:: TO DO ::
Extract every line that contains the string "title".

:: TASK MATERIAL ::
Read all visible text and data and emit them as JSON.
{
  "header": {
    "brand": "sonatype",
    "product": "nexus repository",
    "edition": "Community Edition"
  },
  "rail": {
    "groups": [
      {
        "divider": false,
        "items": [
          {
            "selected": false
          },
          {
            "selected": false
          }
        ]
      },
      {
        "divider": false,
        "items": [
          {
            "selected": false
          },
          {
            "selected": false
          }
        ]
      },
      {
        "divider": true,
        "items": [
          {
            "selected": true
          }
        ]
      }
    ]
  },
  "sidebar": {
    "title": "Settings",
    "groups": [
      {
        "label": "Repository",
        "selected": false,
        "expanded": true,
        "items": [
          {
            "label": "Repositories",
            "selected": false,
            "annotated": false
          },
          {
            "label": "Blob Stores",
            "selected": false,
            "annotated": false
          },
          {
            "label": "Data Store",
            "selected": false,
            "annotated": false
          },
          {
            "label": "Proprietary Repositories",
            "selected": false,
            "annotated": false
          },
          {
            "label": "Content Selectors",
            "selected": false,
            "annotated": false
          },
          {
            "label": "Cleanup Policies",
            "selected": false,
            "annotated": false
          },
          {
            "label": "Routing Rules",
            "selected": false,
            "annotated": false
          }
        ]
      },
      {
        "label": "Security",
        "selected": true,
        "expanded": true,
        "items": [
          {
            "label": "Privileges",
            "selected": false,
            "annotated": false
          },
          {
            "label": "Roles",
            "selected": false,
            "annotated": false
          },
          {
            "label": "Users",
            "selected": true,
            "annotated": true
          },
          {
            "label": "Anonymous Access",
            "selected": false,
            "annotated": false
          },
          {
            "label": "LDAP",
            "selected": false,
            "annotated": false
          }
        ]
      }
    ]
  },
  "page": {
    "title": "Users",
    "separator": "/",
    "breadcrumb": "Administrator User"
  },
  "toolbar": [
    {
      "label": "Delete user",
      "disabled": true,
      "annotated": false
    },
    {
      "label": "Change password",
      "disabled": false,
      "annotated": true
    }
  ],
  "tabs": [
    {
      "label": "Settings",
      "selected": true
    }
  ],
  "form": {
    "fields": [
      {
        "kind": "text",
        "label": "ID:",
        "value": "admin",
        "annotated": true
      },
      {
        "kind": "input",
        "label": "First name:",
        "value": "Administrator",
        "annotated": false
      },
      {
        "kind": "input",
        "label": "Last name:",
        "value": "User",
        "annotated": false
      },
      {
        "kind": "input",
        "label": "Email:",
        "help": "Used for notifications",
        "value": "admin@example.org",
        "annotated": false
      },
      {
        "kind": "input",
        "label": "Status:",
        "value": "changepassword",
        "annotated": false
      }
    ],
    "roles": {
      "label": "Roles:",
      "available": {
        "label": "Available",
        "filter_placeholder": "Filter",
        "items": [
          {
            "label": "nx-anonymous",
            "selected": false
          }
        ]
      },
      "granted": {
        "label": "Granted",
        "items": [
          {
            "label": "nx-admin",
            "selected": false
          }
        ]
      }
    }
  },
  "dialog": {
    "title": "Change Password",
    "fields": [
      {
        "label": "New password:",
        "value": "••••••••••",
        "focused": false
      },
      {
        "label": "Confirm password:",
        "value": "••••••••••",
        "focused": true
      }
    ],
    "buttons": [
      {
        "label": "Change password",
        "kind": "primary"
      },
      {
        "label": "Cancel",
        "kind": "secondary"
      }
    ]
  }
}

:: CORRECT OUTPUT ::
    "title": "Settings",
    "title": "Users",
    "title": "Change Password",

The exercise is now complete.